WHAT YOU NEED TO DO » Copy every line of the listing that holds the string "region".

PROVIDED INFORMATION »
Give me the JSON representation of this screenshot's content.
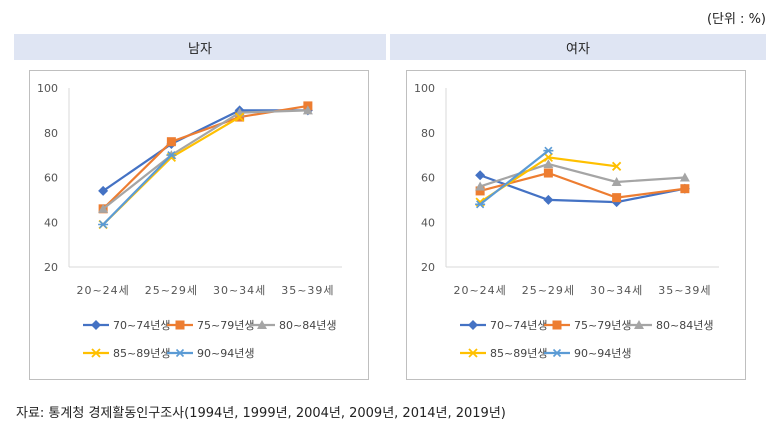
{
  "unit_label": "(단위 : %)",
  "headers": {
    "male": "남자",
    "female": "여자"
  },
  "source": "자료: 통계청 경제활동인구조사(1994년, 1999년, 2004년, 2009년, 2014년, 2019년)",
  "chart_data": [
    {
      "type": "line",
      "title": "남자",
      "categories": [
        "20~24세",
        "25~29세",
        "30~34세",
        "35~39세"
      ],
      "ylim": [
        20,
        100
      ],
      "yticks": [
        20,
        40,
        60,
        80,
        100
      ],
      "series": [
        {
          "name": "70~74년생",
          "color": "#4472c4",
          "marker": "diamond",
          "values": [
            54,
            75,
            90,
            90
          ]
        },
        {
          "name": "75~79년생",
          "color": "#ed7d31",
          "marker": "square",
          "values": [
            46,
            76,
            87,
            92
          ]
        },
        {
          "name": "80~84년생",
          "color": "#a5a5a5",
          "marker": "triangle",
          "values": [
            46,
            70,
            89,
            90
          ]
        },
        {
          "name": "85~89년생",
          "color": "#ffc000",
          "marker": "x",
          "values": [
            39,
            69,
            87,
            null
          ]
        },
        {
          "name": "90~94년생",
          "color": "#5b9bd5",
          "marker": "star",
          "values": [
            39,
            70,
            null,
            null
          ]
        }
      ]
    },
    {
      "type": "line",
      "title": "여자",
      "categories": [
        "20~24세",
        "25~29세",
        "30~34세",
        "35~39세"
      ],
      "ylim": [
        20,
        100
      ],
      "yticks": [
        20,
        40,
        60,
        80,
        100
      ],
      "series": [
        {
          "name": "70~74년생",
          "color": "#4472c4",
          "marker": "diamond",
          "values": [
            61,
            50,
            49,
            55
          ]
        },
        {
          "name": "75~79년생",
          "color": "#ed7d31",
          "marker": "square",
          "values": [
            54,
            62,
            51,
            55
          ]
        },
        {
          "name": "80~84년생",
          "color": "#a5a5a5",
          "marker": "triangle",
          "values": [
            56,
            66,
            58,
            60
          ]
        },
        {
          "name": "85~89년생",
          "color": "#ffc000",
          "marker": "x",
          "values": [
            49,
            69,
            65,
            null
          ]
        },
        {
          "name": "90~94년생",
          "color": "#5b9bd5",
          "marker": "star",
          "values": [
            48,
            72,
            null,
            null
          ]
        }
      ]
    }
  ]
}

---

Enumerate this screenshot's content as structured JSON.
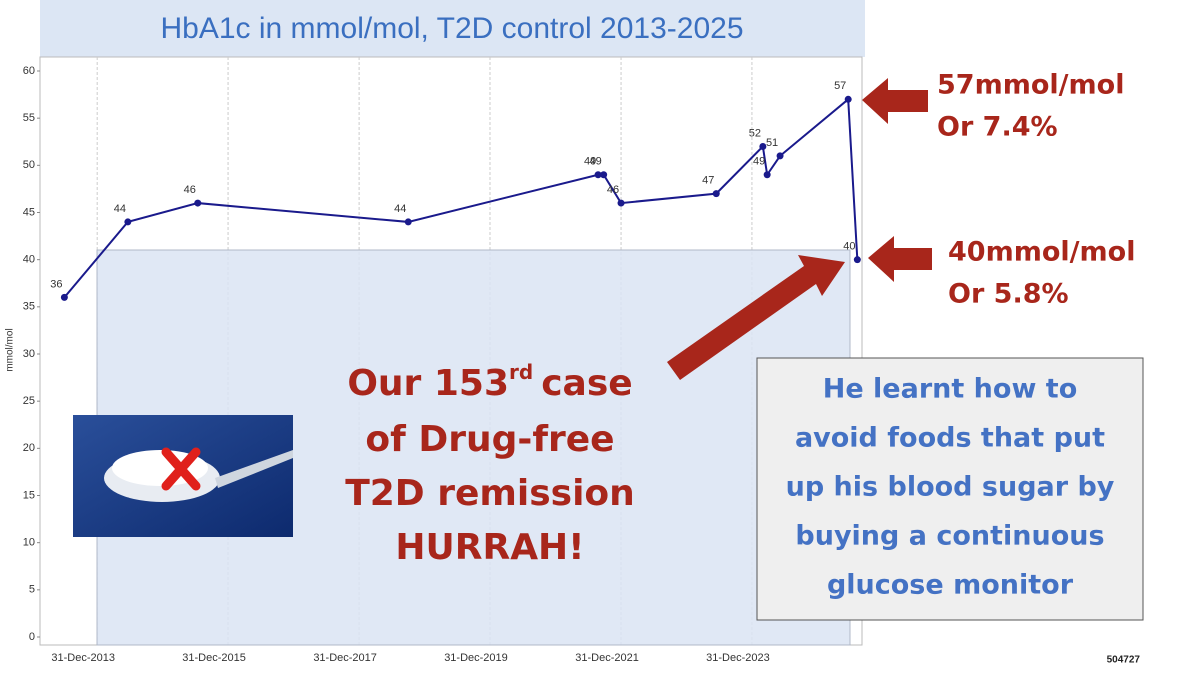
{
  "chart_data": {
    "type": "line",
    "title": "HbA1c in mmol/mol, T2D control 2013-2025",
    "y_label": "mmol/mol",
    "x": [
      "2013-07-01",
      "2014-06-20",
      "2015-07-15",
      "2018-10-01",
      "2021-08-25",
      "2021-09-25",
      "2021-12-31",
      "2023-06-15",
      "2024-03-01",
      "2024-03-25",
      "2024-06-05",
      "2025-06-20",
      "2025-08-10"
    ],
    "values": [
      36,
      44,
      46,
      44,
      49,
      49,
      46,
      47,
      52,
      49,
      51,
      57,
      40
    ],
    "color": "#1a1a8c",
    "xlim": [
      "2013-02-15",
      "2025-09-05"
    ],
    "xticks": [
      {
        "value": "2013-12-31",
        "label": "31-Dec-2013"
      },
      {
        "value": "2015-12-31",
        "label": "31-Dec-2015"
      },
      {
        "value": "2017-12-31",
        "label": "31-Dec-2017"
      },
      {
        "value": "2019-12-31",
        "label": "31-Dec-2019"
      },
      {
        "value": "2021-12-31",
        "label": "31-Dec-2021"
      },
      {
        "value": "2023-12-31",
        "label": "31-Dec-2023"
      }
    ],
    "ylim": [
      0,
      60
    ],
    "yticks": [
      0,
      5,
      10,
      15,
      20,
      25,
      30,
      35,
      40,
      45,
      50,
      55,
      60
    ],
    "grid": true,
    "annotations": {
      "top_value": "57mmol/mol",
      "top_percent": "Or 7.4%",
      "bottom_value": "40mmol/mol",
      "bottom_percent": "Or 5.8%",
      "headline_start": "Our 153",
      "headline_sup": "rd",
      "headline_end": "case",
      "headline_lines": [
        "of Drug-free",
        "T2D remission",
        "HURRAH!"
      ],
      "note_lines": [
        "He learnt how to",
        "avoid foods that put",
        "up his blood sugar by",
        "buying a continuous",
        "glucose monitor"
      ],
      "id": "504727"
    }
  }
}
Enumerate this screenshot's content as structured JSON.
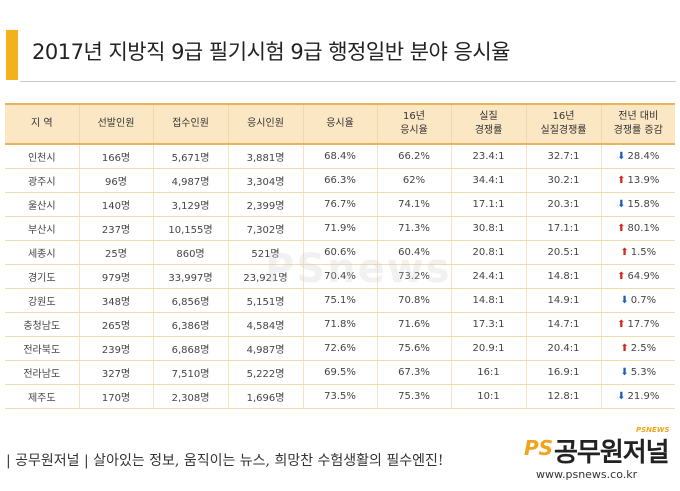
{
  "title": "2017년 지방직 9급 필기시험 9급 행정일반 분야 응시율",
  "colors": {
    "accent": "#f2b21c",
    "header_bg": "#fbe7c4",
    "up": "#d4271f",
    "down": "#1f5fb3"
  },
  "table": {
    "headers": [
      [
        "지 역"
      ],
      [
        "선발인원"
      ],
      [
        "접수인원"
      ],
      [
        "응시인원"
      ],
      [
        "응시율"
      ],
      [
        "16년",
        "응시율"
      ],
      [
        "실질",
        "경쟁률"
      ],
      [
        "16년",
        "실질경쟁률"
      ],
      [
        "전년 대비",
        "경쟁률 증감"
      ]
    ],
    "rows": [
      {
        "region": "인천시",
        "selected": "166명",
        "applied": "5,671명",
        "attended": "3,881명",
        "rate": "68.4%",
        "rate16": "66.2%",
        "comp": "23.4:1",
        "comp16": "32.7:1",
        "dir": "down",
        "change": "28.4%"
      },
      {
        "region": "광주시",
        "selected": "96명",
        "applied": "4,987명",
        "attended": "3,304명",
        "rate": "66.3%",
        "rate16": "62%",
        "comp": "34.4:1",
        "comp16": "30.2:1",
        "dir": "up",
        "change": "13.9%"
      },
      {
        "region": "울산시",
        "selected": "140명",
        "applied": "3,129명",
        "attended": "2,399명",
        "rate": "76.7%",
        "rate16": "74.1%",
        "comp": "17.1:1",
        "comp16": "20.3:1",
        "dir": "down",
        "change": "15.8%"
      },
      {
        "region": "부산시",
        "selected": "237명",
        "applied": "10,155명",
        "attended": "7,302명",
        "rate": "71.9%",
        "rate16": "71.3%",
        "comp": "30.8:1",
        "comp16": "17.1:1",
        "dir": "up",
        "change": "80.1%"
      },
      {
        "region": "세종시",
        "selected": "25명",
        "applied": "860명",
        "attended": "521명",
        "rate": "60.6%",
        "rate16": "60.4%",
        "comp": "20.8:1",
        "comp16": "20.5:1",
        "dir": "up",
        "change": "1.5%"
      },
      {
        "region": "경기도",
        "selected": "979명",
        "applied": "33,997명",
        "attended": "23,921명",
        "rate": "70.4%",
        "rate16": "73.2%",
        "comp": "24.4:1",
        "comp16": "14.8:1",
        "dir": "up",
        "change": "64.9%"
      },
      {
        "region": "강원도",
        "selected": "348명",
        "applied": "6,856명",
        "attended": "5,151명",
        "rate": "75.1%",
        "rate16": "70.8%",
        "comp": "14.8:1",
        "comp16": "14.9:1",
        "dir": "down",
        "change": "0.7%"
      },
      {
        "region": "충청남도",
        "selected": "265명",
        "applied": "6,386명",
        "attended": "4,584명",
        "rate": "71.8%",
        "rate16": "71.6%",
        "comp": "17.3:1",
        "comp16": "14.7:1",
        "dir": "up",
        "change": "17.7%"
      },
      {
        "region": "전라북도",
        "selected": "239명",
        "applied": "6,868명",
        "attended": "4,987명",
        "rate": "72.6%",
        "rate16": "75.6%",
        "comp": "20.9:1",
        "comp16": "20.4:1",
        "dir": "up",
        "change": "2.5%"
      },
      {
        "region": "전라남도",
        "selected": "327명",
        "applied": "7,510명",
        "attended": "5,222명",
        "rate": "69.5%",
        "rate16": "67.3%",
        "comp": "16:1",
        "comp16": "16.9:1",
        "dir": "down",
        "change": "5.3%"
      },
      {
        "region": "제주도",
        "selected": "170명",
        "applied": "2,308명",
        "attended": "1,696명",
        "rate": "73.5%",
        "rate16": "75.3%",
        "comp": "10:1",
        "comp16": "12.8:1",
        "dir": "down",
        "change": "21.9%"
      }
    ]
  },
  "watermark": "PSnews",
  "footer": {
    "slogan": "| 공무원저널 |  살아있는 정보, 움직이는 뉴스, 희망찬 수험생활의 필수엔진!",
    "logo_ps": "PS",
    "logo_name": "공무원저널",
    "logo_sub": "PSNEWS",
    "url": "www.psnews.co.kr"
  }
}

FINISHED ANSWER »
        "region": "인천시",
        "region": "광주시",
        "region": "울산시",
        "region": "부산시",
        "region": "세종시",
        "region": "경기도",
        "region": "강원도",
        "region": "충청남도",
        "region": "전라북도",
        "region": "전라남도",
        "region": "제주도",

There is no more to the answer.